[Start of Data for this exercise]

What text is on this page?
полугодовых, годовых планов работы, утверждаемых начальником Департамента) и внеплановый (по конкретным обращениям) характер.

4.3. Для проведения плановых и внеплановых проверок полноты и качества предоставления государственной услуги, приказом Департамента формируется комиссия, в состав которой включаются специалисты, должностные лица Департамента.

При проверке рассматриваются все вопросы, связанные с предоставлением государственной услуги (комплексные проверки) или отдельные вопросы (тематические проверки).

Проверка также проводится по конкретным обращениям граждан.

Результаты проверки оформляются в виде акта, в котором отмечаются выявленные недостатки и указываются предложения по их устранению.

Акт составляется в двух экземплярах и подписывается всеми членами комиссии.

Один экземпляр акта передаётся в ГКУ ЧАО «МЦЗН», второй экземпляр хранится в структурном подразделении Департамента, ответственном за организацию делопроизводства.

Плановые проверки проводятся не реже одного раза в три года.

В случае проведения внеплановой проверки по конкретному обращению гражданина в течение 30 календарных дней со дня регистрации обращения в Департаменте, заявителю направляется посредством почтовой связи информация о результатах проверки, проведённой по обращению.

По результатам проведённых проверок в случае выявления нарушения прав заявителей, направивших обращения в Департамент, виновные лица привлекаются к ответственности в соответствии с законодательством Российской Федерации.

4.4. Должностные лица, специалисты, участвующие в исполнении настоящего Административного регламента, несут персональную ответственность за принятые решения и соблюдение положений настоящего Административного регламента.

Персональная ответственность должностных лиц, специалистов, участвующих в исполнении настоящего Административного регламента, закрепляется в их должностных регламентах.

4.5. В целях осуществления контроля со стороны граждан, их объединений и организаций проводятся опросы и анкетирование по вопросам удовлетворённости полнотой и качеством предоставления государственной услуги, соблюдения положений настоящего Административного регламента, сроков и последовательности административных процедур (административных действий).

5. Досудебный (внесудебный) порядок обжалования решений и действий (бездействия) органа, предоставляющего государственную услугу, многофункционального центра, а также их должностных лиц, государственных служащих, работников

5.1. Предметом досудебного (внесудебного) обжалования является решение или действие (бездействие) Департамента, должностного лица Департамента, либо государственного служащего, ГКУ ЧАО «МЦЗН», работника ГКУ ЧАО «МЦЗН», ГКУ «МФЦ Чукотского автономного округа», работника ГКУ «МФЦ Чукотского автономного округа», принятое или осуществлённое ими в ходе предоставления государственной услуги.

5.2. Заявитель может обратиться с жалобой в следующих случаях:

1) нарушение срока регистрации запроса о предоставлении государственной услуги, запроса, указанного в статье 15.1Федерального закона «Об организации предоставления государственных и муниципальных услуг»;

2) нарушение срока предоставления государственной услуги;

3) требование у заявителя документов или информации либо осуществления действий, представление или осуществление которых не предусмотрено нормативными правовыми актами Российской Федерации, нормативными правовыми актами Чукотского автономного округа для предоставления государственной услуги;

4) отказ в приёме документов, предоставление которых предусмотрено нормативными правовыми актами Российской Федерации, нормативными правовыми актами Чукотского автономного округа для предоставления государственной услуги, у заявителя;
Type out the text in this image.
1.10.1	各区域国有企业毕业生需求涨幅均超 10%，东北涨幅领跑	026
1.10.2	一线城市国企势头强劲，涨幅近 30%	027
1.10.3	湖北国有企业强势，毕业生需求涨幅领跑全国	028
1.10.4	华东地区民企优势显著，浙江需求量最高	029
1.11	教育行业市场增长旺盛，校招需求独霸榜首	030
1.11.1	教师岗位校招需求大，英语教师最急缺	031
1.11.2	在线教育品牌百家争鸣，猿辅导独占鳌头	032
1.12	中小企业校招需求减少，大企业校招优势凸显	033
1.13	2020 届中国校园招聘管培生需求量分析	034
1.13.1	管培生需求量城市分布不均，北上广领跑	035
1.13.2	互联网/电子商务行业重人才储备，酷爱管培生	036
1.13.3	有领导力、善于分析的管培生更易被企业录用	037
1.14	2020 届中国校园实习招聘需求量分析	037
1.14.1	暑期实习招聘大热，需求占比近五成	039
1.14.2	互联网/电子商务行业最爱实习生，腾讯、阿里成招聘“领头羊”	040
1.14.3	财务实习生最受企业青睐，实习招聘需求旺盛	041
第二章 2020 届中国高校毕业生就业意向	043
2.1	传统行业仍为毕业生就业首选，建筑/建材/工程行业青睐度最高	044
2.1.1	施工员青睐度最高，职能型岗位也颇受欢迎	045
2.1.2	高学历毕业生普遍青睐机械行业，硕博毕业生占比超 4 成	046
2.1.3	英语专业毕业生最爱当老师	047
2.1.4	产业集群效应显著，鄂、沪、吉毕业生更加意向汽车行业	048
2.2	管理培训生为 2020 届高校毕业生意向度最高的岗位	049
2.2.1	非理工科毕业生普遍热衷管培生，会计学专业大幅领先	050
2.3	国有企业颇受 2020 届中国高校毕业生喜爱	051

[End of Data for this exercise]

* [Aim] How many lines in the records hold the string "случае"? Reply with the number alone.

* [Full solution] 2